## Required work
The entries below should be quoted exactly, with no pictures carried over.

## Recorded data
+===+

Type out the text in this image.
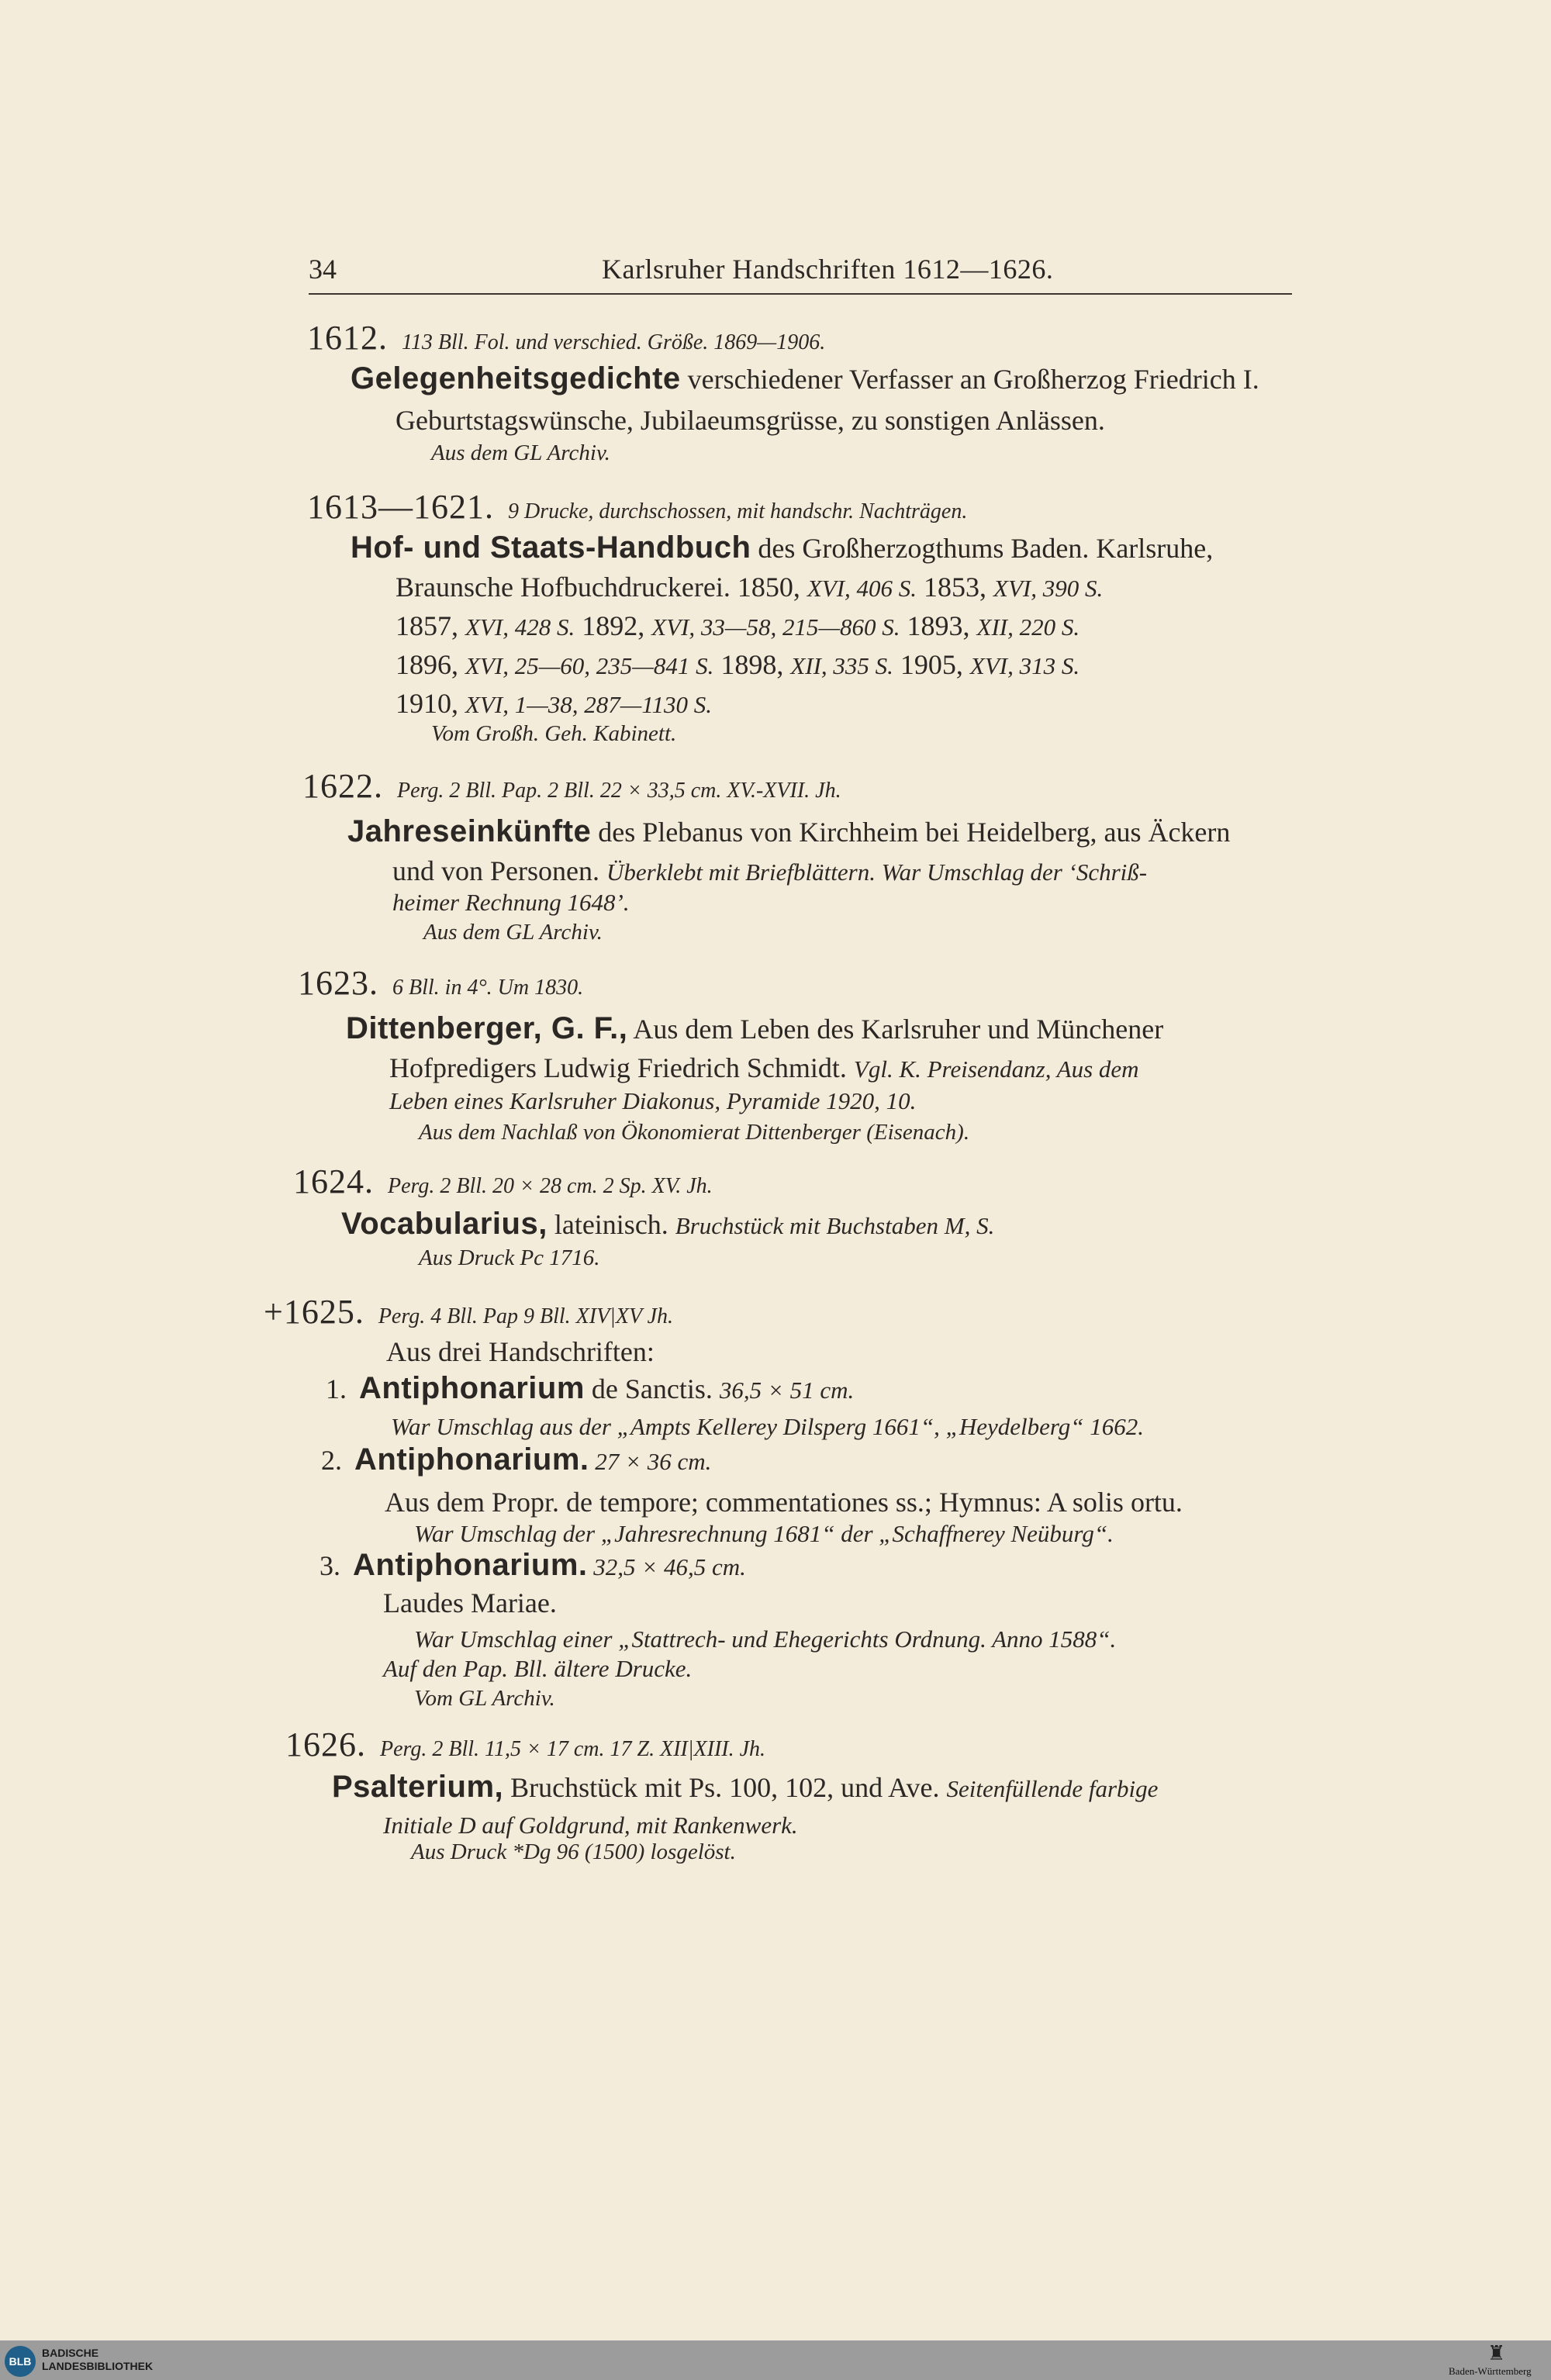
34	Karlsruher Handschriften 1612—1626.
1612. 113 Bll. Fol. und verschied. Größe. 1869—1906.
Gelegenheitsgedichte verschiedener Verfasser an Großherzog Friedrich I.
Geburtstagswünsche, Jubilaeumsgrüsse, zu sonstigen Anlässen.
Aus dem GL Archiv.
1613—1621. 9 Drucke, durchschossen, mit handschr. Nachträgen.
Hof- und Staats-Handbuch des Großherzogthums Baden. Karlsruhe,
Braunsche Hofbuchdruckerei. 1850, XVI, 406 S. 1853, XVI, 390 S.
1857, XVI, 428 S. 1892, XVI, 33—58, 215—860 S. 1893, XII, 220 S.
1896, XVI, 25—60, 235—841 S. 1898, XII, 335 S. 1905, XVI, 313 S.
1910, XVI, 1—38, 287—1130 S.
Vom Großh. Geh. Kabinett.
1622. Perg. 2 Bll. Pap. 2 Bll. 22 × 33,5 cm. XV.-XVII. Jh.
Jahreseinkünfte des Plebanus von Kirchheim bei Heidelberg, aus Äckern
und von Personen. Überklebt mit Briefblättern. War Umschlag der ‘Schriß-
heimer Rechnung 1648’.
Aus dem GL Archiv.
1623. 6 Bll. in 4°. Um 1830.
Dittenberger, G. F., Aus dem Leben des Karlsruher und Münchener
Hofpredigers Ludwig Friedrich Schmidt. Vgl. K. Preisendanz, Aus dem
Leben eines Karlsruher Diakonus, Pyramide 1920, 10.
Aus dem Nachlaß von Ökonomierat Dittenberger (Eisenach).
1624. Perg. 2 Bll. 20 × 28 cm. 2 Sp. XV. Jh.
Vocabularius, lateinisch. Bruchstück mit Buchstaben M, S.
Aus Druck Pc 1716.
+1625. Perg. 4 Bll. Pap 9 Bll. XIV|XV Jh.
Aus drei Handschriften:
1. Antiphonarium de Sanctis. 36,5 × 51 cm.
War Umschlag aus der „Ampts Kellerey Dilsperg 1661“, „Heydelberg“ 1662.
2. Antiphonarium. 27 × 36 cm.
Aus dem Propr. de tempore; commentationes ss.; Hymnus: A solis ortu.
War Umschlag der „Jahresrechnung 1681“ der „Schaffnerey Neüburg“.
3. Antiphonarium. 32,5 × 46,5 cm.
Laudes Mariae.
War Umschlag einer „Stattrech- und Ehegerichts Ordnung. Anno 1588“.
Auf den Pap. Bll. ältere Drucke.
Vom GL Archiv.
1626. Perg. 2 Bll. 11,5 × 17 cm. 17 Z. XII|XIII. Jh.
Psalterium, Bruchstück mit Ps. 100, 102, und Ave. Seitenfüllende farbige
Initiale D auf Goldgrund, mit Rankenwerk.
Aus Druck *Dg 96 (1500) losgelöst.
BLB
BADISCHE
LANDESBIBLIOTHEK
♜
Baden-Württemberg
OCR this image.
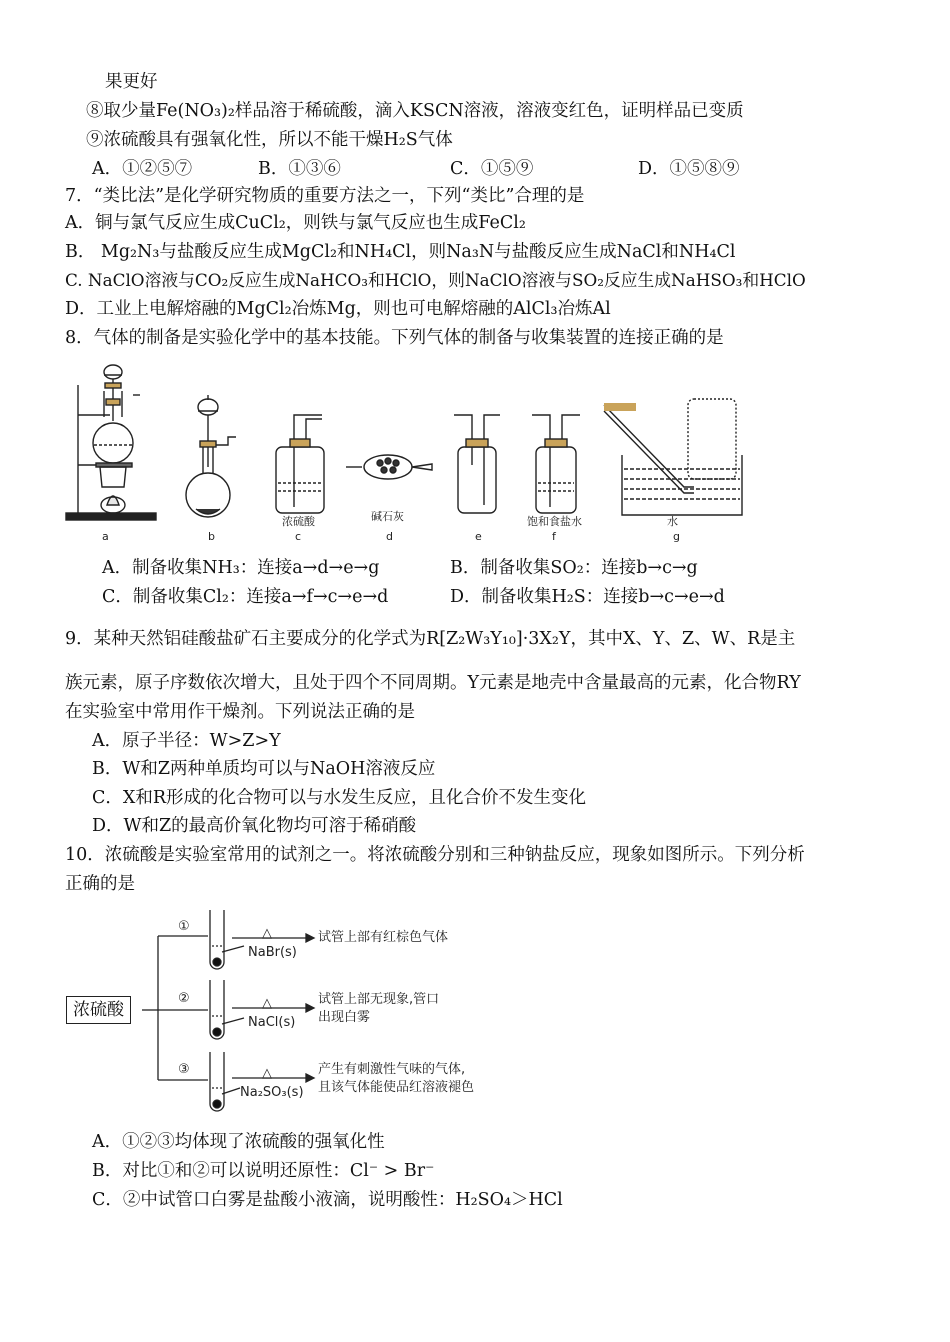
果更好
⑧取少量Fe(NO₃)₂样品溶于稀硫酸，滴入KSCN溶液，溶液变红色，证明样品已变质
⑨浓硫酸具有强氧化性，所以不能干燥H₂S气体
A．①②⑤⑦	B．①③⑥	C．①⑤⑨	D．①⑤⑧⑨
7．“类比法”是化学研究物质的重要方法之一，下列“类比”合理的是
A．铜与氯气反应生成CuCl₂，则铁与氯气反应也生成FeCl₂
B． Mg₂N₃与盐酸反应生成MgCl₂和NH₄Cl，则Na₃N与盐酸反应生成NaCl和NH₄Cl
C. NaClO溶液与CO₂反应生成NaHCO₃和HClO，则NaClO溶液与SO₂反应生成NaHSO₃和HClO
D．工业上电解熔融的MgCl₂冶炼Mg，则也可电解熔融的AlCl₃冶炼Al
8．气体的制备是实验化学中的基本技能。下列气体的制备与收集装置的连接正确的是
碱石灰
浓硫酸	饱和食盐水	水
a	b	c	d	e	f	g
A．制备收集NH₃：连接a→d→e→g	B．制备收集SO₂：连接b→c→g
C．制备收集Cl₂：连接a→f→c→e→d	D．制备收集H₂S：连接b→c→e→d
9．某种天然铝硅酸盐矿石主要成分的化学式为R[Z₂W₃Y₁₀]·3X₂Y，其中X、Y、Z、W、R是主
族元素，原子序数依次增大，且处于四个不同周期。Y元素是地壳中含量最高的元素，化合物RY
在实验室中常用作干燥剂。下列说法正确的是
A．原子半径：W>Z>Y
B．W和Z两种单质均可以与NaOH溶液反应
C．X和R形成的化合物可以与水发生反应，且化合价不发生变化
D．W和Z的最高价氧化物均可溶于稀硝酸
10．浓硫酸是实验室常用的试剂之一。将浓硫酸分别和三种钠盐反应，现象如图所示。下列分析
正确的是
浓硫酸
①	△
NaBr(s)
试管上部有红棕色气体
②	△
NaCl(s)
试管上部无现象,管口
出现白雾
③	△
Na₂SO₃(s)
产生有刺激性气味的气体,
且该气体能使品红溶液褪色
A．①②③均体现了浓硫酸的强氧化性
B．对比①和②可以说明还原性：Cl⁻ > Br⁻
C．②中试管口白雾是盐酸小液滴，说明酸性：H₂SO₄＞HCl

+===+

## Correct response
Type out the text in this image.
34	Karlsruher Handschriften 1612—1626.
1612. 113 Bll. Fol. und verschied. Größe. 1869—1906.
Gelegenheitsgedichte verschiedener Verfasser an Großherzog Friedrich I.
Geburtstagswünsche, Jubilaeumsgrüsse, zu sonstigen Anlässen.
Aus dem GL Archiv.
1613—1621. 9 Drucke, durchschossen, mit handschr. Nachträgen.
Hof- und Staats-Handbuch des Großherzogthums Baden. Karlsruhe,
Braunsche Hofbuchdruckerei. 1850, XVI, 406 S. 1853, XVI, 390 S.
1857, XVI, 428 S. 1892, XVI, 33—58, 215—860 S. 1893, XII, 220 S.
1896, XVI, 25—60, 235—841 S. 1898, XII, 335 S. 1905, XVI, 313 S.
1910, XVI, 1—38, 287—1130 S.
Vom Großh. Geh. Kabinett.
1622. Perg. 2 Bll. Pap. 2 Bll. 22 × 33,5 cm. XV.-XVII. Jh.
Jahreseinkünfte des Plebanus von Kirchheim bei Heidelberg, aus Äckern
und von Personen. Überklebt mit Briefblättern. War Umschlag der ‘Schriß-
heimer Rechnung 1648’.
Aus dem GL Archiv.
1623. 6 Bll. in 4°. Um 1830.
Dittenberger, G. F., Aus dem Leben des Karlsruher und Münchener
Hofpredigers Ludwig Friedrich Schmidt. Vgl. K. Preisendanz, Aus dem
Leben eines Karlsruher Diakonus, Pyramide 1920, 10.
Aus dem Nachlaß von Ökonomierat Dittenberger (Eisenach).
1624. Perg. 2 Bll. 20 × 28 cm. 2 Sp. XV. Jh.
Vocabularius, lateinisch. Bruchstück mit Buchstaben M, S.
Aus Druck Pc 1716.
+1625. Perg. 4 Bll. Pap 9 Bll. XIV|XV Jh.
Aus drei Handschriften:
1. Antiphonarium de Sanctis. 36,5 × 51 cm.
War Umschlag aus der „Ampts Kellerey Dilsperg 1661“, „Heydelberg“ 1662.
2. Antiphonarium. 27 × 36 cm.
Aus dem Propr. de tempore; commentationes ss.; Hymnus: A solis ortu.
War Umschlag der „Jahresrechnung 1681“ der „Schaffnerey Neüburg“.
3. Antiphonarium. 32,5 × 46,5 cm.
Laudes Mariae.
War Umschlag einer „Stattrech- und Ehegerichts Ordnung. Anno 1588“.
Auf den Pap. Bll. ältere Drucke.
Vom GL Archiv.
1626. Perg. 2 Bll. 11,5 × 17 cm. 17 Z. XII|XIII. Jh.
Psalterium, Bruchstück mit Ps. 100, 102, und Ave. Seitenfüllende farbige
Initiale D auf Goldgrund, mit Rankenwerk.
Aus Druck *Dg 96 (1500) losgelöst.
BLB
BADISCHE
LANDESBIBLIOTHEK
♜
Baden-Württemberg
OCR this image.
果更好
⑧取少量Fe(NO₃)₂样品溶于稀硫酸，滴入KSCN溶液，溶液变红色，证明样品已变质
⑨浓硫酸具有强氧化性，所以不能干燥H₂S气体
A．①②⑤⑦	B．①③⑥	C．①⑤⑨	D．①⑤⑧⑨
7．“类比法”是化学研究物质的重要方法之一，下列“类比”合理的是
A．铜与氯气反应生成CuCl₂，则铁与氯气反应也生成FeCl₂
B． Mg₂N₃与盐酸反应生成MgCl₂和NH₄Cl，则Na₃N与盐酸反应生成NaCl和NH₄Cl
C. NaClO溶液与CO₂反应生成NaHCO₃和HClO，则NaClO溶液与SO₂反应生成NaHSO₃和HClO
D．工业上电解熔融的MgCl₂冶炼Mg，则也可电解熔融的AlCl₃冶炼Al
8．气体的制备是实验化学中的基本技能。下列气体的制备与收集装置的连接正确的是
碱石灰
浓硫酸	饱和食盐水	水
a	b	c	d	e	f	g
A．制备收集NH₃：连接a→d→e→g	B．制备收集SO₂：连接b→c→g
C．制备收集Cl₂：连接a→f→c→e→d	D．制备收集H₂S：连接b→c→e→d
9．某种天然铝硅酸盐矿石主要成分的化学式为R[Z₂W₃Y₁₀]·3X₂Y，其中X、Y、Z、W、R是主
族元素，原子序数依次增大，且处于四个不同周期。Y元素是地壳中含量最高的元素，化合物RY
在实验室中常用作干燥剂。下列说法正确的是
A．原子半径：W>Z>Y
B．W和Z两种单质均可以与NaOH溶液反应
C．X和R形成的化合物可以与水发生反应，且化合价不发生变化
D．W和Z的最高价氧化物均可溶于稀硝酸
10．浓硫酸是实验室常用的试剂之一。将浓硫酸分别和三种钠盐反应，现象如图所示。下列分析
正确的是
浓硫酸
①	△
NaBr(s)
试管上部有红棕色气体
②	△
NaCl(s)
试管上部无现象,管口
出现白雾
③	△
Na₂SO₃(s)
产生有刺激性气味的气体,
且该气体能使品红溶液褪色
A．①②③均体现了浓硫酸的强氧化性
B．对比①和②可以说明还原性：Cl⁻ > Br⁻
C．②中试管口白雾是盐酸小液滴，说明酸性：H₂SO₄＞HCl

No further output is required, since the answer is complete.